__Goal__
Your task is to copy the listing exactly, with the pictures left out.

__Data for this task__
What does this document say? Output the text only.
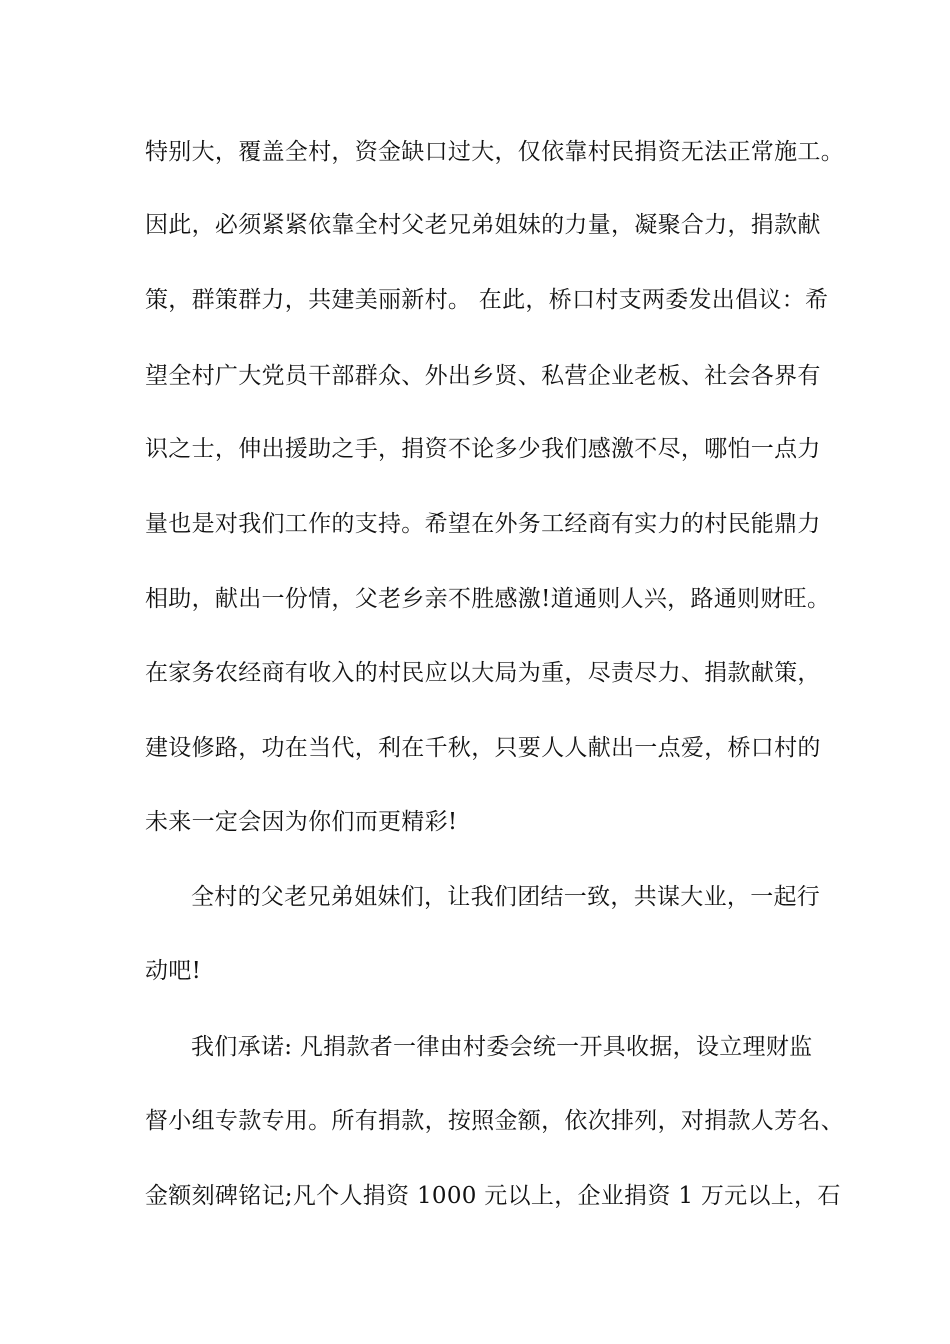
特别大，覆盖全村，资金缺口过大，仅依靠村民捐资无法正常施工。
因此，必须紧紧依靠全村父老兄弟姐妹的力量，凝聚合力，捐款献
策，群策群力，共建美丽新村。 在此，桥口村支两委发出倡议：希
望全村广大党员干部群众、外出乡贤、私营企业老板、社会各界有
识之士，伸出援助之手，捐资不论多少我们感激不尽，哪怕一点力
量也是对我们工作的支持。希望在外务工经商有实力的村民能鼎力
相助，献出一份情，父老乡亲不胜感激!道通则人兴，路通则财旺。
在家务农经商有收入的村民应以大局为重，尽责尽力、捐款献策，
建设修路，功在当代，利在千秋，只要人人献出一点爱，桥口村的
未来一定会因为你们而更精彩!
全村的父老兄弟姐妹们，让我们团结一致，共谋大业，一起行
动吧!
我们承诺: 凡捐款者一律由村委会统一开具收据，设立理财监
督小组专款专用。所有捐款，按照金额，依次排列，对捐款人芳名、
金额刻碑铭记;凡个人捐资 1000 元以上，企业捐资 1 万元以上，石
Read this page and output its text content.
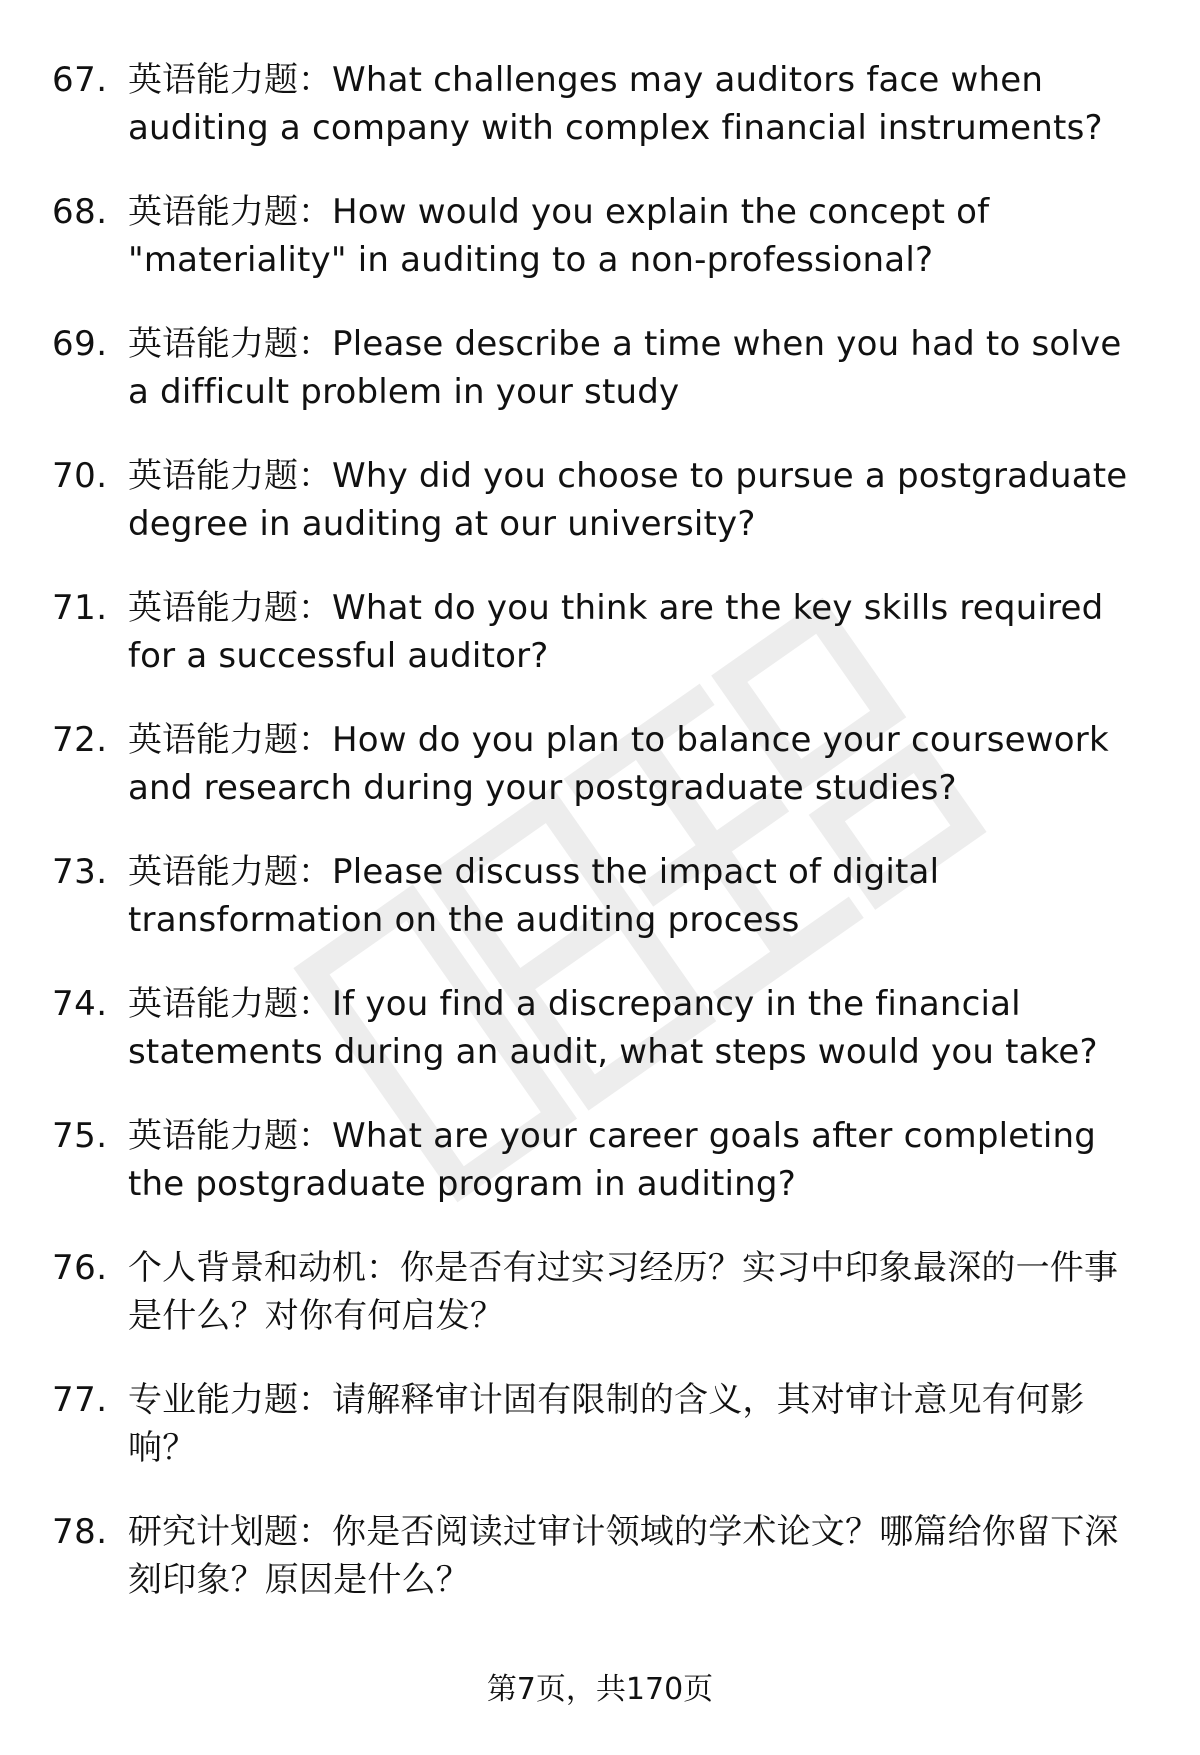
67. 英语能力题：What challenges may auditors face when auditing a company with complex financial instruments?
68. 英语能力题：How would you explain the concept of "materiality" in auditing to a non-professional?
69. 英语能力题：Please describe a time when you had to solve a difficult problem in your study
70. 英语能力题：Why did you choose to pursue a postgraduate degree in auditing at our university?
71. 英语能力题：What do you think are the key skills required for a successful auditor?
72. 英语能力题：How do you plan to balance your coursework and research during your postgraduate studies?
73. 英语能力题：Please discuss the impact of digital transformation on the auditing process
74. 英语能力题：If you find a discrepancy in the financial statements during an audit, what steps would you take?
75. 英语能力题：What are your career goals after completing the postgraduate program in auditing?
76. 个人背景和动机：你是否有过实习经历？实习中印象最深的一件事是什么？对你有何启发？
77. 专业能力题：请解释审计固有限制的含义，其对审计意见有何影响？
78. 研究计划题：你是否阅读过审计领域的学术论文？哪篇给你留下深刻印象？原因是什么？
第7页，共170页
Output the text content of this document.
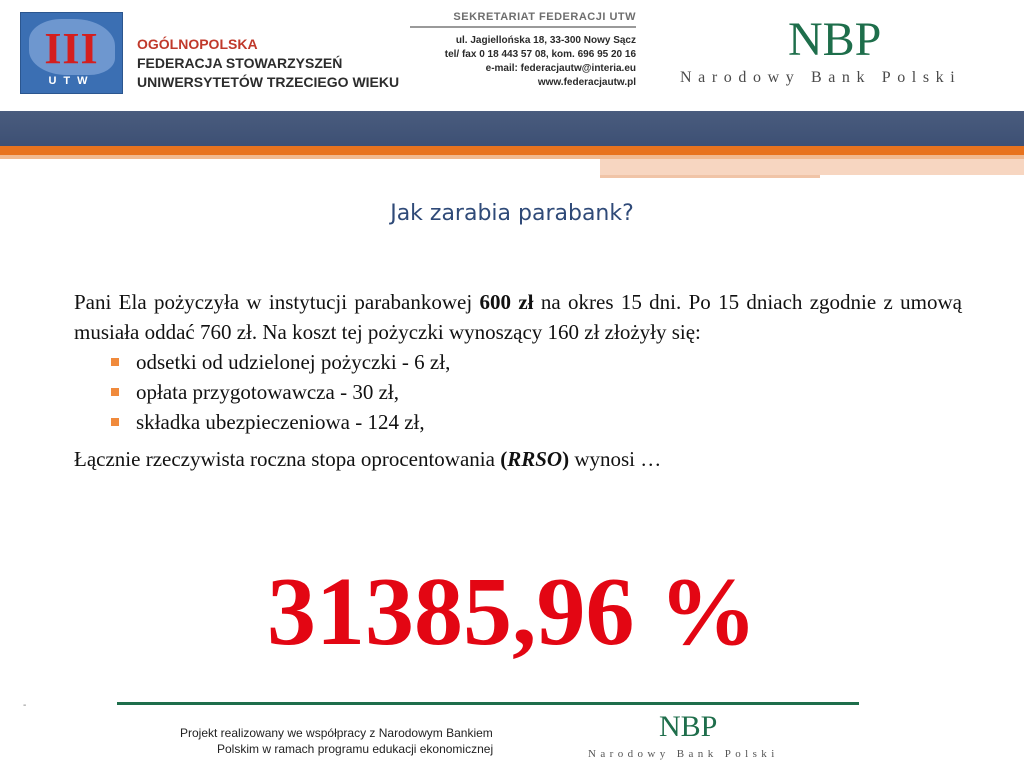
III
UTW
OGÓLNOPOLSKA
FEDERACJA STOWARZYSZEŃ
UNIWERSYTETÓW TRZECIEGO WIEKU
SEKRETARIAT FEDERACJI UTW
ul. Jagiellońska 18, 33-300 Nowy Sącz
tel/ fax 0 18 443 57 08, kom. 696 95 20 16
e-mail: federacjautw@interia.eu
www.federacjautw.pl
NBP
Narodowy Bank Polski
Jak zarabia parabank?

Pani Ela pożyczyła w instytucji parabankowej 600 zł na okres 15 dni. Po 15 dniach zgodnie z umową musiała oddać 760 zł. Na koszt tej pożyczki wynoszący 160 zł złożyły się:

odsetki od udzielonej pożyczki - 6 zł,
opłata przygotowawcza - 30 zł,
składka ubezpieczeniowa - 124 zł,

Łącznie rzeczywista roczna stopa oprocentowania (RRSO) wynosi …

31385,96 %
-
Projekt realizowany we współpracy z Narodowym Bankiem
Polskim w ramach programu edukacji ekonomicznej
NBP
Narodowy Bank Polski
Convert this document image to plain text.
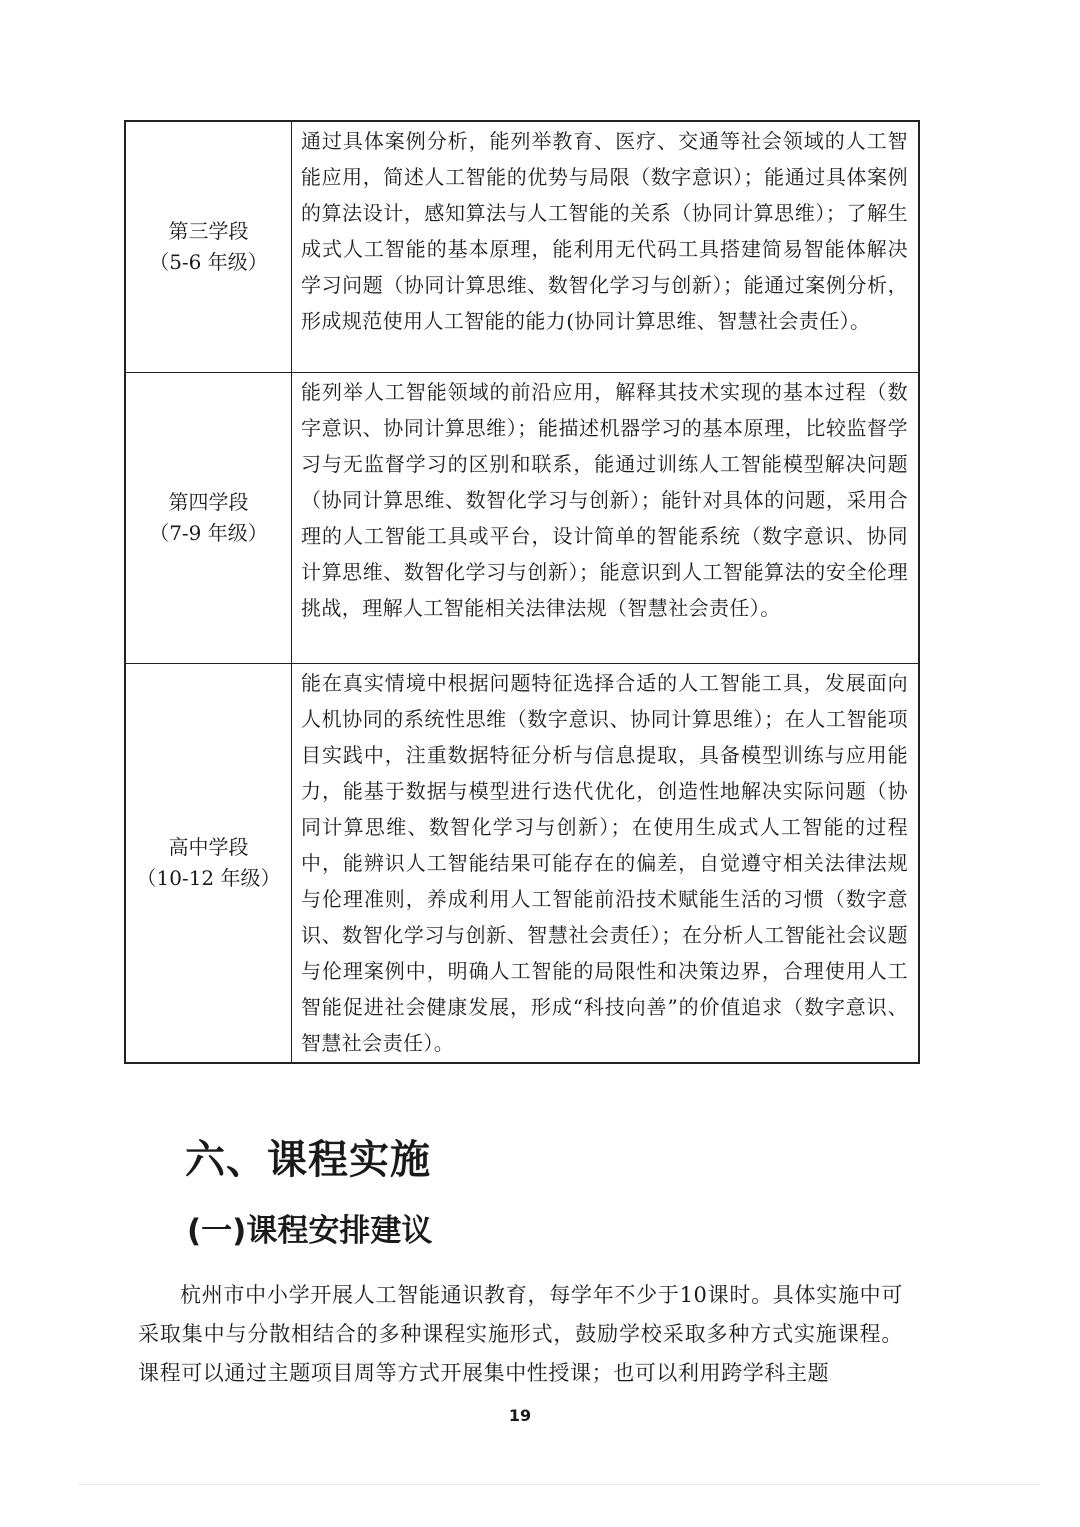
第三学段
（5-6 年级）	通过具体案例分析，能列举教育、医疗、交通等社会领域的人工智能应用，简述人工智能的优势与局限（数字意识）；能通过具体案例的算法设计，感知算法与人工智能的关系（协同计算思维）；了解生成式人工智能的基本原理，能利用无代码工具搭建简易智能体解决学习问题（协同计算思维、数智化学习与创新）；能通过案例分析，形成规范使用人工智能的能力(协同计算思维、智慧社会责任）。

第四学段
（7-9 年级）	能列举人工智能领域的前沿应用，解释其技术实现的基本过程（数字意识、协同计算思维）；能描述机器学习的基本原理，比较监督学习与无监督学习的区别和联系，能通过训练人工智能模型解决问题（协同计算思维、数智化学习与创新）；能针对具体的问题，采用合理的人工智能工具或平台，设计简单的智能系统（数字意识、协同计算思维、数智化学习与创新）；能意识到人工智能算法的安全伦理挑战，理解人工智能相关法律法规（智慧社会责任）。

高中学段
（10-12 年级）	能在真实情境中根据问题特征选择合适的人工智能工具，发展面向人机协同的系统性思维（数字意识、协同计算思维）；在人工智能项目实践中，注重数据特征分析与信息提取，具备模型训练与应用能力，能基于数据与模型进行迭代优化，创造性地解决实际问题（协同计算思维、数智化学习与创新）；在使用生成式人工智能的过程中，能辨识人工智能结果可能存在的偏差，自觉遵守相关法律法规与伦理准则，养成利用人工智能前沿技术赋能生活的习惯（数字意识、数智化学习与创新、智慧社会责任）；在分析人工智能社会议题与伦理案例中，明确人工智能的局限性和决策边界，合理使用人工智能促进社会健康发展，形成“科技向善”的价值追求（数字意识、智慧社会责任）。
六、课程实施
(一)课程安排建议

杭州市中小学开展人工智能通识教育，每学年不少于10课时。具体实施中可采取集中与分散相结合的多种课程实施形式，鼓励学校采取多种方式实施课程。课程可以通过主题项目周等方式开展集中性授课；也可以利用跨学科主题

19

__Problem solution__
What does this document say? Output the text only.
特别大，覆盖全村，资金缺口过大，仅依靠村民捐资无法正常施工。
因此，必须紧紧依靠全村父老兄弟姐妹的力量，凝聚合力，捐款献
策，群策群力，共建美丽新村。 在此，桥口村支两委发出倡议：希
望全村广大党员干部群众、外出乡贤、私营企业老板、社会各界有
识之士，伸出援助之手，捐资不论多少我们感激不尽，哪怕一点力
量也是对我们工作的支持。希望在外务工经商有实力的村民能鼎力
相助，献出一份情，父老乡亲不胜感激!道通则人兴，路通则财旺。
在家务农经商有收入的村民应以大局为重，尽责尽力、捐款献策，
建设修路，功在当代，利在千秋，只要人人献出一点爱，桥口村的
未来一定会因为你们而更精彩!
全村的父老兄弟姐妹们，让我们团结一致，共谋大业，一起行
动吧!
我们承诺: 凡捐款者一律由村委会统一开具收据，设立理财监
督小组专款专用。所有捐款，按照金额，依次排列，对捐款人芳名、
金额刻碑铭记;凡个人捐资 1000 元以上，企业捐资 1 万元以上，石
Read this page and output its text content.
67. 英语能力题：What challenges may auditors face when auditing a company with complex financial instruments?
68. 英语能力题：How would you explain the concept of "materiality" in auditing to a non-professional?
69. 英语能力题：Please describe a time when you had to solve a difficult problem in your study
70. 英语能力题：Why did you choose to pursue a postgraduate degree in auditing at our university?
71. 英语能力题：What do you think are the key skills required for a successful auditor?
72. 英语能力题：How do you plan to balance your coursework and research during your postgraduate studies?
73. 英语能力题：Please discuss the impact of digital transformation on the auditing process
74. 英语能力题：If you find a discrepancy in the financial statements during an audit, what steps would you take?
75. 英语能力题：What are your career goals after completing the postgraduate program in auditing?
76. 个人背景和动机：你是否有过实习经历？实习中印象最深的一件事是什么？对你有何启发？
77. 专业能力题：请解释审计固有限制的含义，其对审计意见有何影响？
78. 研究计划题：你是否阅读过审计领域的学术论文？哪篇给你留下深刻印象？原因是什么？
第7页，共170页
Output the text content of this document.
III
UTW
OGÓLNOPOLSKA
FEDERACJA STOWARZYSZEŃ
UNIWERSYTETÓW TRZECIEGO WIEKU
SEKRETARIAT FEDERACJI UTW
ul. Jagiellońska 18, 33-300 Nowy Sącz
tel/ fax 0 18 443 57 08, kom. 696 95 20 16
e-mail: federacjautw@interia.eu
www.federacjautw.pl
NBP
Narodowy Bank Polski
Jak zarabia parabank?

Pani Ela pożyczyła w instytucji parabankowej 600 zł na okres 15 dni. Po 15 dniach zgodnie z umową musiała oddać 760 zł. Na koszt tej pożyczki wynoszący 160 zł złożyły się:

odsetki od udzielonej pożyczki - 6 zł,
opłata przygotowawcza - 30 zł,
składka ubezpieczeniowa - 124 zł,

Łącznie rzeczywista roczna stopa oprocentowania (RRSO) wynosi …

31385,96 %
-
Projekt realizowany we współpracy z Narodowym Bankiem
Polskim w ramach programu edukacji ekonomicznej
NBP
Narodowy Bank Polski
Convert this document image to plain text.
第三学段
（5-6 年级）	通过具体案例分析，能列举教育、医疗、交通等社会领域的人工智能应用，简述人工智能的优势与局限（数字意识）；能通过具体案例的算法设计，感知算法与人工智能的关系（协同计算思维）；了解生成式人工智能的基本原理，能利用无代码工具搭建简易智能体解决学习问题（协同计算思维、数智化学习与创新）；能通过案例分析，形成规范使用人工智能的能力(协同计算思维、智慧社会责任）。

第四学段
（7-9 年级）	能列举人工智能领域的前沿应用，解释其技术实现的基本过程（数字意识、协同计算思维）；能描述机器学习的基本原理，比较监督学习与无监督学习的区别和联系，能通过训练人工智能模型解决问题（协同计算思维、数智化学习与创新）；能针对具体的问题，采用合理的人工智能工具或平台，设计简单的智能系统（数字意识、协同计算思维、数智化学习与创新）；能意识到人工智能算法的安全伦理挑战，理解人工智能相关法律法规（智慧社会责任）。

高中学段
（10-12 年级）	能在真实情境中根据问题特征选择合适的人工智能工具，发展面向人机协同的系统性思维（数字意识、协同计算思维）；在人工智能项目实践中，注重数据特征分析与信息提取，具备模型训练与应用能力，能基于数据与模型进行迭代优化，创造性地解决实际问题（协同计算思维、数智化学习与创新）；在使用生成式人工智能的过程中，能辨识人工智能结果可能存在的偏差，自觉遵守相关法律法规与伦理准则，养成利用人工智能前沿技术赋能生活的习惯（数字意识、数智化学习与创新、智慧社会责任）；在分析人工智能社会议题与伦理案例中，明确人工智能的局限性和决策边界，合理使用人工智能促进社会健康发展，形成“科技向善”的价值追求（数字意识、智慧社会责任）。
六、课程实施
(一)课程安排建议

杭州市中小学开展人工智能通识教育，每学年不少于10课时。具体实施中可采取集中与分散相结合的多种课程实施形式，鼓励学校采取多种方式实施课程。课程可以通过主题项目周等方式开展集中性授课；也可以利用跨学科主题

19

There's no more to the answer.